OBJECTIVE ->
Find how many lines contain "against" and state only that number.

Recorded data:
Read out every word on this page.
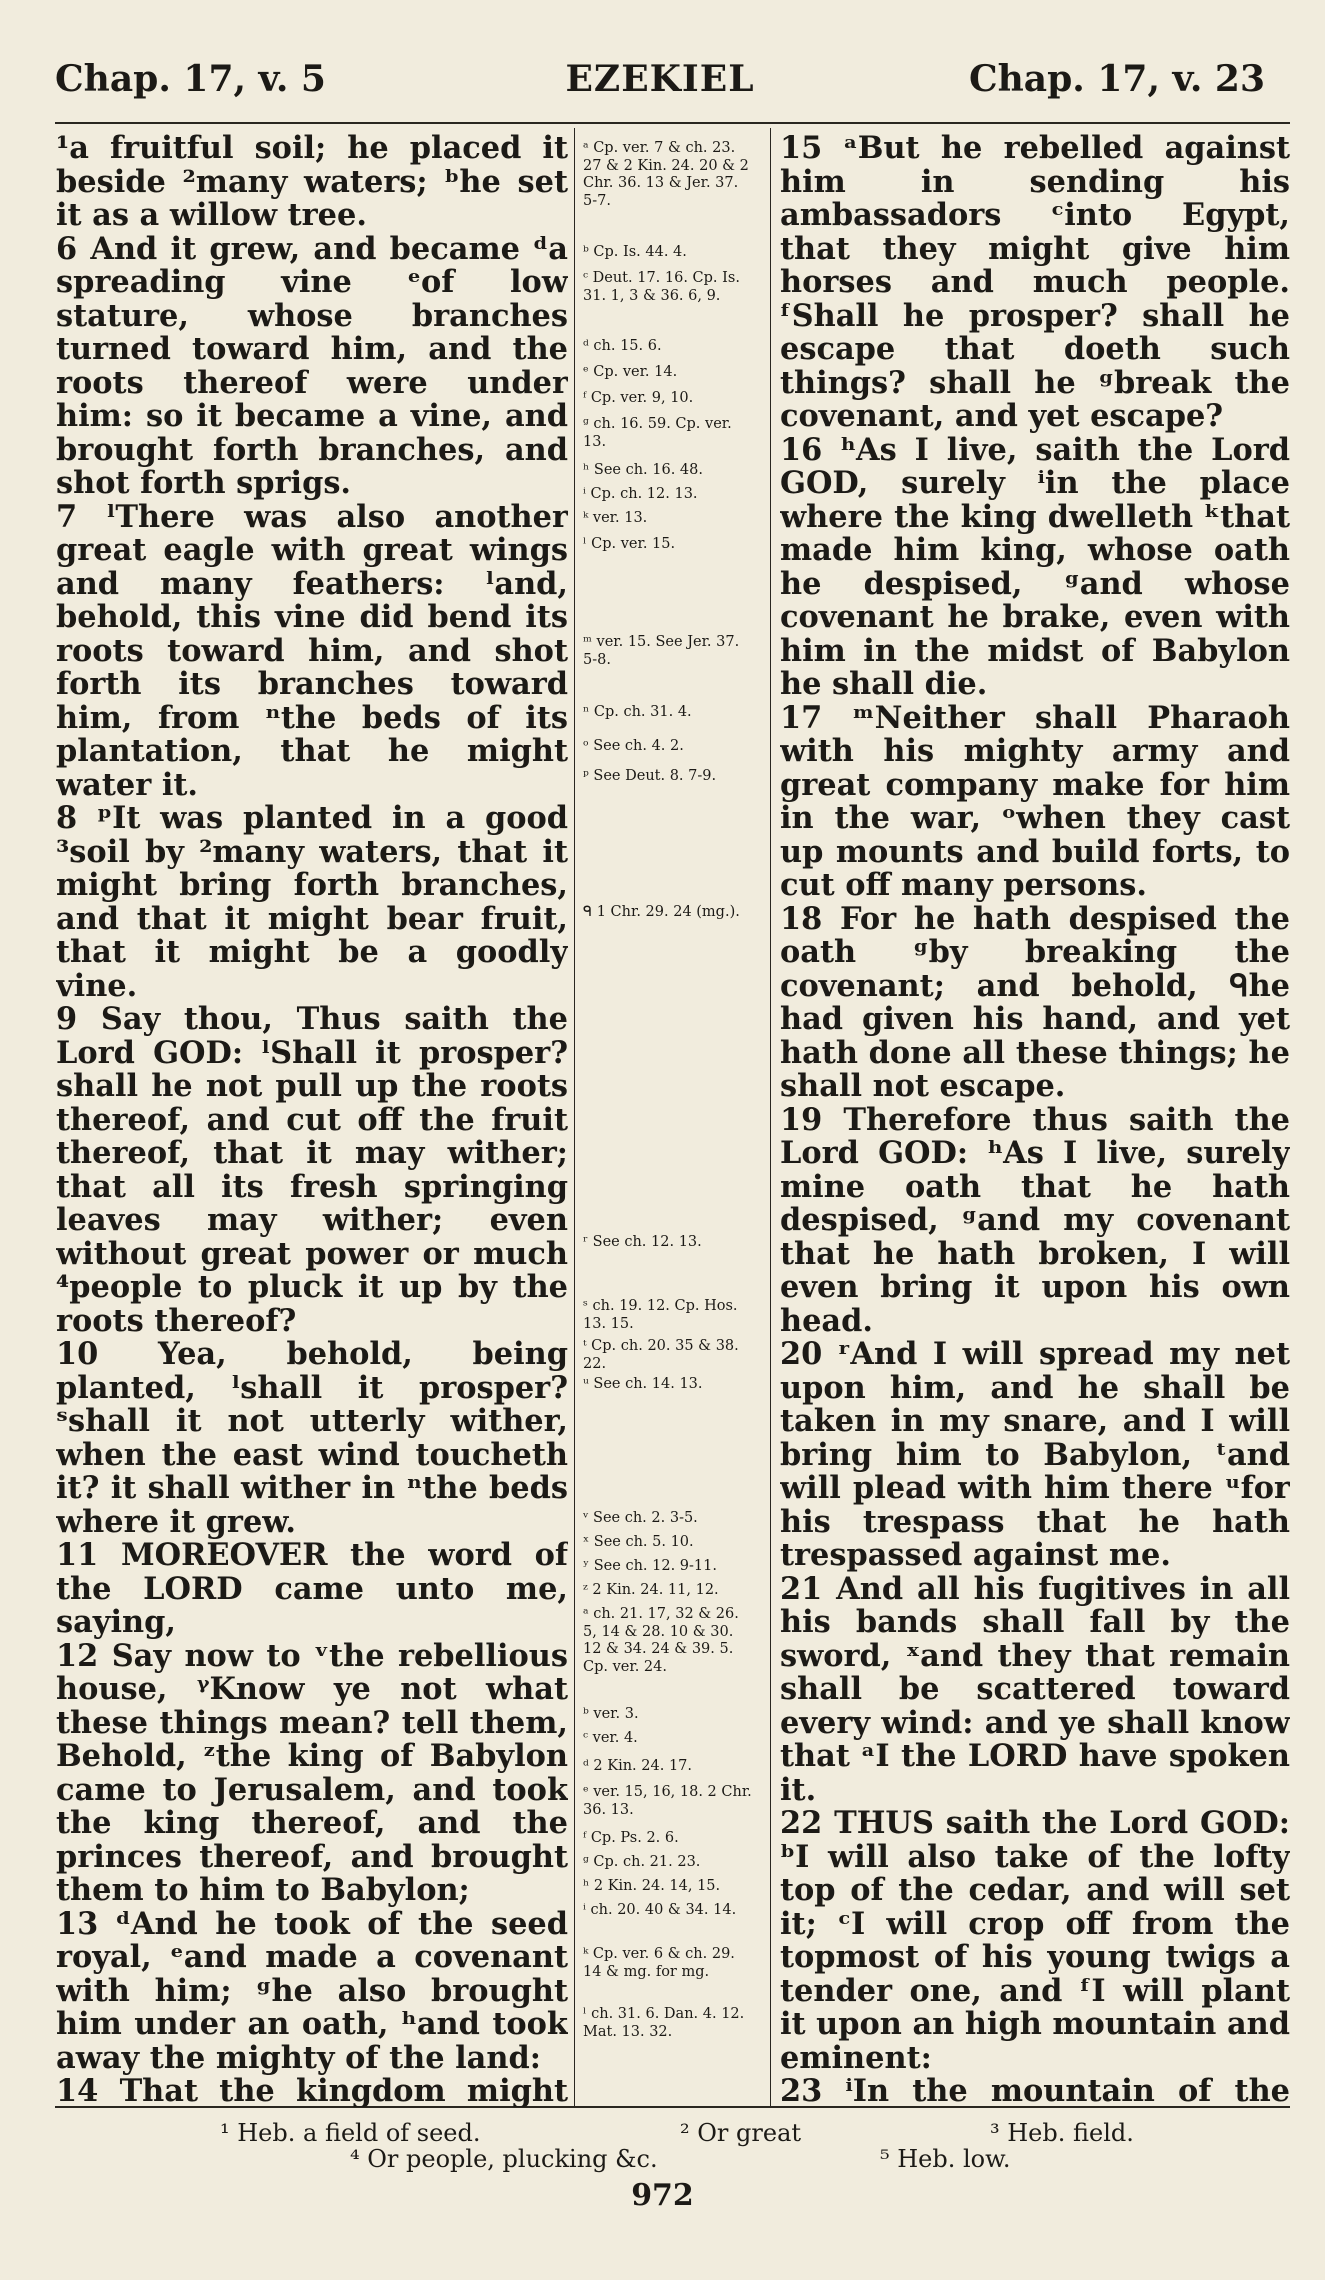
Chap. 17, v. 5	EZEKIEL	Chap. 17, v. 23

¹a fruitful soil; he placed it beside ²many waters; ᵇhe set it as a willow tree.

6 And it grew, and became ᵈa spreading vine ᵉof low stature, whose branches turned toward him, and the roots thereof were under him: so it became a vine, and brought forth branches, and shot forth sprigs.

7 ˡThere was also another great eagle with great wings and many feathers: ˡand, behold, this vine did bend its roots toward him, and shot forth its branches toward him, from ⁿthe beds of its plantation, that he might water it.

8 ᵖIt was planted in a good ³soil by ²many waters, that it might bring forth branches, and that it might bear fruit, that it might be a goodly vine.

9 Say thou, Thus saith the Lord GOD: ˡShall it prosper? shall he not pull up the roots thereof, and cut off the fruit thereof, that it may wither; that all its fresh springing leaves may wither; even without great power or much ⁴people to pluck it up by the roots thereof?

10 Yea, behold, being planted, ˡshall it prosper? ˢshall it not utterly wither, when the east wind toucheth it? it shall wither in ⁿthe beds where it grew.

11 MOREOVER the word of the LORD came unto me, saying,

12 Say now to ᵛthe rebellious house, ᵞKnow ye not what these things mean? tell them, Behold, ᶻthe king of Babylon came to Jerusalem, and took the king thereof, and the princes thereof, and brought them to him to Babylon;

13 ᵈAnd he took of the seed royal, ᵉand made a covenant with him; ᵍhe also brought him under an oath, ʰand took away the mighty of the land:

14 That the kingdom might

ᵃ Cp. ver. 7 & ch. 23. 27 & 2 Kin. 24. 20 & 2 Chr. 36. 13 & Jer. 37. 5-7.
ᵇ Cp. Is. 44. 4.
ᶜ Deut. 17. 16. Cp. Is. 31. 1, 3 & 36. 6, 9.
ᵈ ch. 15. 6.
ᵉ Cp. ver. 14.
ᶠ Cp. ver. 9, 10.
ᵍ ch. 16. 59. Cp. ver. 13.
ʰ See ch. 16. 48.
ⁱ Cp. ch. 12. 13.
ᵏ ver. 13.
ˡ Cp. ver. 15.
ᵐ ver. 15. See Jer. 37. 5-8.
ⁿ Cp. ch. 31. 4.
ᵒ See ch. 4. 2.
ᵖ See Deut. 8. 7-9.
ᑫ 1 Chr. 29. 24 (mg.).
ʳ See ch. 12. 13.
ˢ ch. 19. 12. Cp. Hos. 13. 15.
ᵗ Cp. ch. 20. 35 & 38. 22.
ᵘ See ch. 14. 13.
ᵛ See ch. 2. 3-5.
ˣ See ch. 5. 10.
ʸ See ch. 12. 9-11.
ᶻ 2 Kin. 24. 11, 12.
ᵃ ch. 21. 17, 32 & 26. 5, 14 & 28. 10 & 30. 12 & 34. 24 & 39. 5. Cp. ver. 24.
ᵇ ver. 3.
ᶜ ver. 4.
ᵈ 2 Kin. 24. 17.
ᵉ ver. 15, 16, 18. 2 Chr. 36. 13.
ᶠ Cp. Ps. 2. 6.
ᵍ Cp. ch. 21. 23.
ʰ 2 Kin. 24. 14, 15.
ⁱ ch. 20. 40 & 34. 14.
ᵏ Cp. ver. 6 & ch. 29. 14 & mg. for mg.
ˡ ch. 31. 6. Dan. 4. 12. Mat. 13. 32.

15 ᵃBut he rebelled against him in sending his ambassadors ᶜinto Egypt, that they might give him horses and much people. ᶠShall he prosper? shall he escape that doeth such things? shall he ᵍbreak the covenant, and yet escape?

16 ʰAs I live, saith the Lord GOD, surely ⁱin the place where the king dwelleth ᵏthat made him king, whose oath he despised, ᵍand whose covenant he brake, even with him in the midst of Babylon he shall die.

17 ᵐNeither shall Pharaoh with his mighty army and great company make for him in the war, ᵒwhen they cast up mounts and build forts, to cut off many persons.

18 For he hath despised the oath ᵍby breaking the covenant; and behold, ᑫhe had given his hand, and yet hath done all these things; he shall not escape.

19 Therefore thus saith the Lord GOD: ʰAs I live, surely mine oath that he hath despised, ᵍand my covenant that he hath broken, I will even bring it upon his own head.

20 ʳAnd I will spread my net upon him, and he shall be taken in my snare, and I will bring him to Babylon, ᵗand will plead with him there ᵘfor his trespass that he hath trespassed against me.

21 And all his fugitives in all his bands shall fall by the sword, ˣand they that remain shall be scattered toward every wind: and ye shall know that ᵃI the LORD have spoken it.

22 THUS saith the Lord GOD: ᵇI will also take of the lofty top of the cedar, and will set it; ᶜI will crop off from the topmost of his young twigs a tender one, and ᶠI will plant it upon an high mountain and eminent:

23 ⁱIn the mountain of the

¹ Heb. a field of seed.	² Or great	³ Heb. field.
⁴ Or people, plucking &c.	⁵ Heb. low.
972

ANSWER TO THE PROBLEM ->
2